▶ What you should do:
Retype all of the entries word for word.

______

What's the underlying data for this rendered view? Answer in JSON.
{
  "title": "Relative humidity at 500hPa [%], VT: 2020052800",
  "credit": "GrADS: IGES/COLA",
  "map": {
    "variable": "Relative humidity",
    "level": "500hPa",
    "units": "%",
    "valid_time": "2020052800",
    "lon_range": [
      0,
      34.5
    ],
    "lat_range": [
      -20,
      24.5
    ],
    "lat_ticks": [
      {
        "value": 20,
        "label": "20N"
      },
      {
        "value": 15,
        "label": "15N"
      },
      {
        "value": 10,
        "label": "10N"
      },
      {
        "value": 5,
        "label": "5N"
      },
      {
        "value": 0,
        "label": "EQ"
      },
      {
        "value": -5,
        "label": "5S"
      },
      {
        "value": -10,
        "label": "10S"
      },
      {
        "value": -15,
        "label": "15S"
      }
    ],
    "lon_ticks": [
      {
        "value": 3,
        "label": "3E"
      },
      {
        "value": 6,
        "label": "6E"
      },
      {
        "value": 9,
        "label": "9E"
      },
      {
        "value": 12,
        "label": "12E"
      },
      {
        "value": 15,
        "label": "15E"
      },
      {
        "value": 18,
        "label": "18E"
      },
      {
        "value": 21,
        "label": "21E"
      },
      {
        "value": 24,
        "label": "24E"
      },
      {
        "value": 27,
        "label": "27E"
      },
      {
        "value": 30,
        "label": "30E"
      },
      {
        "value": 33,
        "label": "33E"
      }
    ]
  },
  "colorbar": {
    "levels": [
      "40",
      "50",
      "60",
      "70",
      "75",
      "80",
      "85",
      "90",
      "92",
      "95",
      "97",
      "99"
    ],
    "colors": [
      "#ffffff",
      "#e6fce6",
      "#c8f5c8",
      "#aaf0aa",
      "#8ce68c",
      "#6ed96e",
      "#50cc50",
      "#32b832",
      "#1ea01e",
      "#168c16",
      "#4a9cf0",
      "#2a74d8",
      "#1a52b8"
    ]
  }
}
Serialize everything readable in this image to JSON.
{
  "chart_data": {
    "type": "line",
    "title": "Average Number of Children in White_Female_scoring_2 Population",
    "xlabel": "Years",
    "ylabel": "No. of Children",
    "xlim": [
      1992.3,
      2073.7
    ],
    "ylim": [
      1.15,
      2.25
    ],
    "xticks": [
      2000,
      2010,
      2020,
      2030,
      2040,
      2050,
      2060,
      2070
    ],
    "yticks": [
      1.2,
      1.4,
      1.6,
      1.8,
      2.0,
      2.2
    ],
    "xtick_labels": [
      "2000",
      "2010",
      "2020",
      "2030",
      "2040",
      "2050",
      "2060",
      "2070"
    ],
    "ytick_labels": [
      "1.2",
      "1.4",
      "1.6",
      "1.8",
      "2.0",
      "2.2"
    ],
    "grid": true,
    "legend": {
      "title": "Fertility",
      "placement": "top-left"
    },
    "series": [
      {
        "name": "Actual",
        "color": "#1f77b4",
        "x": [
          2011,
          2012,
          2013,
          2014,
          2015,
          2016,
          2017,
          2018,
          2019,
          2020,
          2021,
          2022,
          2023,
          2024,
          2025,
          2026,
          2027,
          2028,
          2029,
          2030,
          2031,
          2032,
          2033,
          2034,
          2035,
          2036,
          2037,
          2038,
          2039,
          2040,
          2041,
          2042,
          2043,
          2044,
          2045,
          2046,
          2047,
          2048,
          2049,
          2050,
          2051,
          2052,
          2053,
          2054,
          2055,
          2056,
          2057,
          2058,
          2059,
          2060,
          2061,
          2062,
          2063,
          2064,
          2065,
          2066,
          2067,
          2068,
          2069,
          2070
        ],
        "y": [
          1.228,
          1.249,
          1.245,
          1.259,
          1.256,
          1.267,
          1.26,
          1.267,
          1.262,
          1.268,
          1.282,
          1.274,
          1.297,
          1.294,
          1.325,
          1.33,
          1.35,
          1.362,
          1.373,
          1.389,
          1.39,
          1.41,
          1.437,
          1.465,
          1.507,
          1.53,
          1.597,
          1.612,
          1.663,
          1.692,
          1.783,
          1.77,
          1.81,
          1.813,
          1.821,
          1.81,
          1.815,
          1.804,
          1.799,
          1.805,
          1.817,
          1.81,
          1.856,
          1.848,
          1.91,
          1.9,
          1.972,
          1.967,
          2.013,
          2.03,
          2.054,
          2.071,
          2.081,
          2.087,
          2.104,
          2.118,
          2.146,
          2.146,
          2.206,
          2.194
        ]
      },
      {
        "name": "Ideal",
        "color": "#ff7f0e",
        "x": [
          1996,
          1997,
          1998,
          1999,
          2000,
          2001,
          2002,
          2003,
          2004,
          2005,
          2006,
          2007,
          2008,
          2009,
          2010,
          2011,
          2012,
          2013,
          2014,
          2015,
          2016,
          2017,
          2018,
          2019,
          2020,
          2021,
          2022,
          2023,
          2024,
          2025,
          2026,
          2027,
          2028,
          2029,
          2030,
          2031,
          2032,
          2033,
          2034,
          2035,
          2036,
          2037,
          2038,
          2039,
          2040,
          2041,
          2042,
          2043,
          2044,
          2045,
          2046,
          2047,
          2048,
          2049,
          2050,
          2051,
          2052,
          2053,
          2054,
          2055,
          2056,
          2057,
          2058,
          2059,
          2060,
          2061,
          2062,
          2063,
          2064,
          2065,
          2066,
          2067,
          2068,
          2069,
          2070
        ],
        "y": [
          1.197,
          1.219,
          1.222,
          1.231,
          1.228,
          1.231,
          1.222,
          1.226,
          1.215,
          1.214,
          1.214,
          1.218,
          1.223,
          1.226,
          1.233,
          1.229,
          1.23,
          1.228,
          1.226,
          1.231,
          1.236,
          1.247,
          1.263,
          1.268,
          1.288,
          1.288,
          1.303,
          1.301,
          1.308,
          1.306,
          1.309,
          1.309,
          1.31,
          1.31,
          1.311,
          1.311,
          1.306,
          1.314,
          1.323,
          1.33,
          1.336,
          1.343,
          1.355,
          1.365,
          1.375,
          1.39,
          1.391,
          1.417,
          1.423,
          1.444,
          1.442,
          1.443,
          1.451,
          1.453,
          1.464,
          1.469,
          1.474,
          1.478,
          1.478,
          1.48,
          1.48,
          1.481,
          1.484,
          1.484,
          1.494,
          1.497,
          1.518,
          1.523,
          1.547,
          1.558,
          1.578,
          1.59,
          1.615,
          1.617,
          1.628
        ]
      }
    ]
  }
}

______

▶ Answer to the problem:
What's the underlying data for this rendered view? Answer in JSON.
{
  "title": "Relative humidity at 500hPa [%], VT: 2020052800",
  "credit": "GrADS: IGES/COLA",
  "map": {
    "variable": "Relative humidity",
    "level": "500hPa",
    "units": "%",
    "valid_time": "2020052800",
    "lon_range": [
      0,
      34.5
    ],
    "lat_range": [
      -20,
      24.5
    ],
    "lat_ticks": [
      {
        "value": 20,
        "label": "20N"
      },
      {
        "value": 15,
        "label": "15N"
      },
      {
        "value": 10,
        "label": "10N"
      },
      {
        "value": 5,
        "label": "5N"
      },
      {
        "value": 0,
        "label": "EQ"
      },
      {
        "value": -5,
        "label": "5S"
      },
      {
        "value": -10,
        "label": "10S"
      },
      {
        "value": -15,
        "label": "15S"
      }
    ],
    "lon_ticks": [
      {
        "value": 3,
        "label": "3E"
      },
      {
        "value": 6,
        "label": "6E"
      },
      {
        "value": 9,
        "label": "9E"
      },
      {
        "value": 12,
        "label": "12E"
      },
      {
        "value": 15,
        "label": "15E"
      },
      {
        "value": 18,
        "label": "18E"
      },
      {
        "value": 21,
        "label": "21E"
      },
      {
        "value": 24,
        "label": "24E"
      },
      {
        "value": 27,
        "label": "27E"
      },
      {
        "value": 30,
        "label": "30E"
      },
      {
        "value": 33,
        "label": "33E"
      }
    ]
  },
  "colorbar": {
    "levels": [
      "40",
      "50",
      "60",
      "70",
      "75",
      "80",
      "85",
      "90",
      "92",
      "95",
      "97",
      "99"
    ],
    "colors": [
      "#ffffff",
      "#e6fce6",
      "#c8f5c8",
      "#aaf0aa",
      "#8ce68c",
      "#6ed96e",
      "#50cc50",
      "#32b832",
      "#1ea01e",
      "#168c16",
      "#4a9cf0",
      "#2a74d8",
      "#1a52b8"
    ]
  }
}
Serialize everything readable in this image to JSON.
{
  "chart_data": {
    "type": "line",
    "title": "Average Number of Children in White_Female_scoring_2 Population",
    "xlabel": "Years",
    "ylabel": "No. of Children",
    "xlim": [
      1992.3,
      2073.7
    ],
    "ylim": [
      1.15,
      2.25
    ],
    "xticks": [
      2000,
      2010,
      2020,
      2030,
      2040,
      2050,
      2060,
      2070
    ],
    "yticks": [
      1.2,
      1.4,
      1.6,
      1.8,
      2.0,
      2.2
    ],
    "xtick_labels": [
      "2000",
      "2010",
      "2020",
      "2030",
      "2040",
      "2050",
      "2060",
      "2070"
    ],
    "ytick_labels": [
      "1.2",
      "1.4",
      "1.6",
      "1.8",
      "2.0",
      "2.2"
    ],
    "grid": true,
    "legend": {
      "title": "Fertility",
      "placement": "top-left"
    },
    "series": [
      {
        "name": "Actual",
        "color": "#1f77b4",
        "x": [
          2011,
          2012,
          2013,
          2014,
          2015,
          2016,
          2017,
          2018,
          2019,
          2020,
          2021,
          2022,
          2023,
          2024,
          2025,
          2026,
          2027,
          2028,
          2029,
          2030,
          2031,
          2032,
          2033,
          2034,
          2035,
          2036,
          2037,
          2038,
          2039,
          2040,
          2041,
          2042,
          2043,
          2044,
          2045,
          2046,
          2047,
          2048,
          2049,
          2050,
          2051,
          2052,
          2053,
          2054,
          2055,
          2056,
          2057,
          2058,
          2059,
          2060,
          2061,
          2062,
          2063,
          2064,
          2065,
          2066,
          2067,
          2068,
          2069,
          2070
        ],
        "y": [
          1.228,
          1.249,
          1.245,
          1.259,
          1.256,
          1.267,
          1.26,
          1.267,
          1.262,
          1.268,
          1.282,
          1.274,
          1.297,
          1.294,
          1.325,
          1.33,
          1.35,
          1.362,
          1.373,
          1.389,
          1.39,
          1.41,
          1.437,
          1.465,
          1.507,
          1.53,
          1.597,
          1.612,
          1.663,
          1.692,
          1.783,
          1.77,
          1.81,
          1.813,
          1.821,
          1.81,
          1.815,
          1.804,
          1.799,
          1.805,
          1.817,
          1.81,
          1.856,
          1.848,
          1.91,
          1.9,
          1.972,
          1.967,
          2.013,
          2.03,
          2.054,
          2.071,
          2.081,
          2.087,
          2.104,
          2.118,
          2.146,
          2.146,
          2.206,
          2.194
        ]
      },
      {
        "name": "Ideal",
        "color": "#ff7f0e",
        "x": [
          1996,
          1997,
          1998,
          1999,
          2000,
          2001,
          2002,
          2003,
          2004,
          2005,
          2006,
          2007,
          2008,
          2009,
          2010,
          2011,
          2012,
          2013,
          2014,
          2015,
          2016,
          2017,
          2018,
          2019,
          2020,
          2021,
          2022,
          2023,
          2024,
          2025,
          2026,
          2027,
          2028,
          2029,
          2030,
          2031,
          2032,
          2033,
          2034,
          2035,
          2036,
          2037,
          2038,
          2039,
          2040,
          2041,
          2042,
          2043,
          2044,
          2045,
          2046,
          2047,
          2048,
          2049,
          2050,
          2051,
          2052,
          2053,
          2054,
          2055,
          2056,
          2057,
          2058,
          2059,
          2060,
          2061,
          2062,
          2063,
          2064,
          2065,
          2066,
          2067,
          2068,
          2069,
          2070
        ],
        "y": [
          1.197,
          1.219,
          1.222,
          1.231,
          1.228,
          1.231,
          1.222,
          1.226,
          1.215,
          1.214,
          1.214,
          1.218,
          1.223,
          1.226,
          1.233,
          1.229,
          1.23,
          1.228,
          1.226,
          1.231,
          1.236,
          1.247,
          1.263,
          1.268,
          1.288,
          1.288,
          1.303,
          1.301,
          1.308,
          1.306,
          1.309,
          1.309,
          1.31,
          1.31,
          1.311,
          1.311,
          1.306,
          1.314,
          1.323,
          1.33,
          1.336,
          1.343,
          1.355,
          1.365,
          1.375,
          1.39,
          1.391,
          1.417,
          1.423,
          1.444,
          1.442,
          1.443,
          1.451,
          1.453,
          1.464,
          1.469,
          1.474,
          1.478,
          1.478,
          1.48,
          1.48,
          1.481,
          1.484,
          1.484,
          1.494,
          1.497,
          1.518,
          1.523,
          1.547,
          1.558,
          1.578,
          1.59,
          1.615,
          1.617,
          1.628
        ]
      }
    ]
  }
}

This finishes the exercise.